Start of Recorded data
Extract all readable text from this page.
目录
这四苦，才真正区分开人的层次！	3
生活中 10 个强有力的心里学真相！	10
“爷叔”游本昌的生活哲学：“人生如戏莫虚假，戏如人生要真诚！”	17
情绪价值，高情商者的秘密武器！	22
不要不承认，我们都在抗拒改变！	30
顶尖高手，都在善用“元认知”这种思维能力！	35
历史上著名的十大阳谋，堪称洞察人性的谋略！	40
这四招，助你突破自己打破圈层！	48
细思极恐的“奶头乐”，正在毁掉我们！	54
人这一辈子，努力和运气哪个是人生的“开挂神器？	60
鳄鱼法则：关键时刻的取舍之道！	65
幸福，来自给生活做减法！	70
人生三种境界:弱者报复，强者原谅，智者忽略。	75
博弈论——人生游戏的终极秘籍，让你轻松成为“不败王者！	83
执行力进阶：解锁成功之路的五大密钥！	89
End of Recorded data
▶ _The problem_
Go through the listing above and restate it word for word.

▶ _Task answer_
Extract all readable text from this page.
目录
这四苦，才真正区分开人的层次！	3
生活中 10 个强有力的心里学真相！	10
“爷叔”游本昌的生活哲学：“人生如戏莫虚假，戏如人生要真诚！”	17
情绪价值，高情商者的秘密武器！	22
不要不承认，我们都在抗拒改变！	30
顶尖高手，都在善用“元认知”这种思维能力！	35
历史上著名的十大阳谋，堪称洞察人性的谋略！	40
这四招，助你突破自己打破圈层！	48
细思极恐的“奶头乐”，正在毁掉我们！	54
人这一辈子，努力和运气哪个是人生的“开挂神器？	60
鳄鱼法则：关键时刻的取舍之道！	65
幸福，来自给生活做减法！	70
人生三种境界:弱者报复，强者原谅，智者忽略。	75
博弈论——人生游戏的终极秘籍，让你轻松成为“不败王者！	83
执行力进阶：解锁成功之路的五大密钥！	89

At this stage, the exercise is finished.